──────── DATASET ────────

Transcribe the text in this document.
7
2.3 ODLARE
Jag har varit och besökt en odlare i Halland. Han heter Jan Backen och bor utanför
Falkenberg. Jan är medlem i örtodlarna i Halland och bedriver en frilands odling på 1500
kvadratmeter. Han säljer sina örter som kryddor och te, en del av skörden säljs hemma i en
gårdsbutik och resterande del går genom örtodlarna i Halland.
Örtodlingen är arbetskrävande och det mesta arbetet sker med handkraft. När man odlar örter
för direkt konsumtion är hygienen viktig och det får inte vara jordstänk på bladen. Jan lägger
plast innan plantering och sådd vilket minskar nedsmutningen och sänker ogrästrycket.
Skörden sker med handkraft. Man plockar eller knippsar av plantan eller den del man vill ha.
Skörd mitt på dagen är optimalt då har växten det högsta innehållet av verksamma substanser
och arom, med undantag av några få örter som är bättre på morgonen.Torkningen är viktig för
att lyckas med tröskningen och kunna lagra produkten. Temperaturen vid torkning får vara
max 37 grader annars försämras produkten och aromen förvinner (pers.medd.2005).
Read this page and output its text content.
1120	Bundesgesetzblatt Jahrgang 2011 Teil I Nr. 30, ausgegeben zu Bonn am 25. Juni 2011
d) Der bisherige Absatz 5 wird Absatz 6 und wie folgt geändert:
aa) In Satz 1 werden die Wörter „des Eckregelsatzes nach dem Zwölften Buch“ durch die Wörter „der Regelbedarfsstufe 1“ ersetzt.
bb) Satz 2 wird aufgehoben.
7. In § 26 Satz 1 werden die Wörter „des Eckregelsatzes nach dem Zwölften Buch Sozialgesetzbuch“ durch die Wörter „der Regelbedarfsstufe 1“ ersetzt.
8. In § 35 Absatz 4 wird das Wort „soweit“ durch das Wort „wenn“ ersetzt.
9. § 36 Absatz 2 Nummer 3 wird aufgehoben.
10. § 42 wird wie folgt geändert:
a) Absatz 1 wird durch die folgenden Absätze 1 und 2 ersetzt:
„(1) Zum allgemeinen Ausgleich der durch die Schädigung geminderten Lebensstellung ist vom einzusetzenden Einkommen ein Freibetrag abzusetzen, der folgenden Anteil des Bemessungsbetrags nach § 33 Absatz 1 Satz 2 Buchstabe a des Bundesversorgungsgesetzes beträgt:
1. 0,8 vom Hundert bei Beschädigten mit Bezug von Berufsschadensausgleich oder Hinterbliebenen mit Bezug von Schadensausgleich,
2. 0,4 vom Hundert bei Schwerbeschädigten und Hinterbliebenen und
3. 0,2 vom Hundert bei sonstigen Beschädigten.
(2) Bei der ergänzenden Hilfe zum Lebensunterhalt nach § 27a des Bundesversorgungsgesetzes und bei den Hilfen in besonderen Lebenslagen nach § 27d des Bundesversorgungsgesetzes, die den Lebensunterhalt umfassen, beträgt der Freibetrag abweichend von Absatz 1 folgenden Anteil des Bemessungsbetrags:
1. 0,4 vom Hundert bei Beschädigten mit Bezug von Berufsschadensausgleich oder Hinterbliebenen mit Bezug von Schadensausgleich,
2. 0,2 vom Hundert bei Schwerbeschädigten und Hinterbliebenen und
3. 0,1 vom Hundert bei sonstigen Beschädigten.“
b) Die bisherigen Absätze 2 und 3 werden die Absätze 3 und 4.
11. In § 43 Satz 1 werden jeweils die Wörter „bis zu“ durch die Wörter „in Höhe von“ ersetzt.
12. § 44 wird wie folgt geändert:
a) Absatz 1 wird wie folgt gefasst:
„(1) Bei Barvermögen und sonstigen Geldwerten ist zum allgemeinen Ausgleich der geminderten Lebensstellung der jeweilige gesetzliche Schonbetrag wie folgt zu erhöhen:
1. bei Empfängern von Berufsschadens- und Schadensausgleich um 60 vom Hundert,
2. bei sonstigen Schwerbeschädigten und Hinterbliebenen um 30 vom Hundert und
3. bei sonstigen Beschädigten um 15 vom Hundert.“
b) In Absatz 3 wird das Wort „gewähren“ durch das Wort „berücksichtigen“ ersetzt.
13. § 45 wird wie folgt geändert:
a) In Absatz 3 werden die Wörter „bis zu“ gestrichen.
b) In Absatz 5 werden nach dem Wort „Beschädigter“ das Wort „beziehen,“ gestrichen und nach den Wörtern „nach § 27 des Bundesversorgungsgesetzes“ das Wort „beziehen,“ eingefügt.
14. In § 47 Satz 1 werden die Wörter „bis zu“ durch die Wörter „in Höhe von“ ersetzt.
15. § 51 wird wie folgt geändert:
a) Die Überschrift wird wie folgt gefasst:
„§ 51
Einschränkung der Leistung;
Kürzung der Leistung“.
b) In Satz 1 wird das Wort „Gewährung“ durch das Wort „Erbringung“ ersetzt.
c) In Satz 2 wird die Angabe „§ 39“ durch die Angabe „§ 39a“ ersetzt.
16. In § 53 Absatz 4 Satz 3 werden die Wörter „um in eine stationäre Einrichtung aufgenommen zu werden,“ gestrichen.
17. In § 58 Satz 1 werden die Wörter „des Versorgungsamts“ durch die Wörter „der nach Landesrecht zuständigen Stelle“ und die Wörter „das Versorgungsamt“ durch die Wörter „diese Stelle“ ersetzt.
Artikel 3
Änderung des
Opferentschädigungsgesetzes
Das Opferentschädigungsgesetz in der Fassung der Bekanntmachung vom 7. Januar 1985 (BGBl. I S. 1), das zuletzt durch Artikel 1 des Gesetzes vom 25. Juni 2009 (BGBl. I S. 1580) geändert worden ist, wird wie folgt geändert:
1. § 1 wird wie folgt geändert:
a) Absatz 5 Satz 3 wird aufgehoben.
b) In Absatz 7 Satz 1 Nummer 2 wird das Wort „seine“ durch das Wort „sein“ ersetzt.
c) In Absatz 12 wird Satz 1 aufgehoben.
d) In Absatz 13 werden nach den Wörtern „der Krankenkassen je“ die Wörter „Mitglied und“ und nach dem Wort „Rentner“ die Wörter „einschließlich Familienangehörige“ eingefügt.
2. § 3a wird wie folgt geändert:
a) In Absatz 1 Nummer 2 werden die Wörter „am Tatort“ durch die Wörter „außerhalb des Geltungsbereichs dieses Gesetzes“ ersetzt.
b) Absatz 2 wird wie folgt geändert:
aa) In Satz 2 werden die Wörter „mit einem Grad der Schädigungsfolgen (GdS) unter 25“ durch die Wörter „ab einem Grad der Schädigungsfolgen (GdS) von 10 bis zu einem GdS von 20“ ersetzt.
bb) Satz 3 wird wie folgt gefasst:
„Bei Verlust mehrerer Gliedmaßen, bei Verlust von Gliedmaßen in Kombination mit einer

────────

YOUR INSTRUCTIONS: Please return a copy of each line in the entries that has the string "Zwölften".

THE ANSWER:
aa) In Satz 1 werden die Wörter „des Eckregelsatzes nach dem Zwölften Buch“ durch die Wörter „der Regelbedarfsstufe 1“ ersetzt.
7. In § 26 Satz 1 werden die Wörter „des Eckregelsatzes nach dem Zwölften Buch Sozialgesetzbuch“ durch die Wörter „der Regelbedarfsstufe 1“ ersetzt.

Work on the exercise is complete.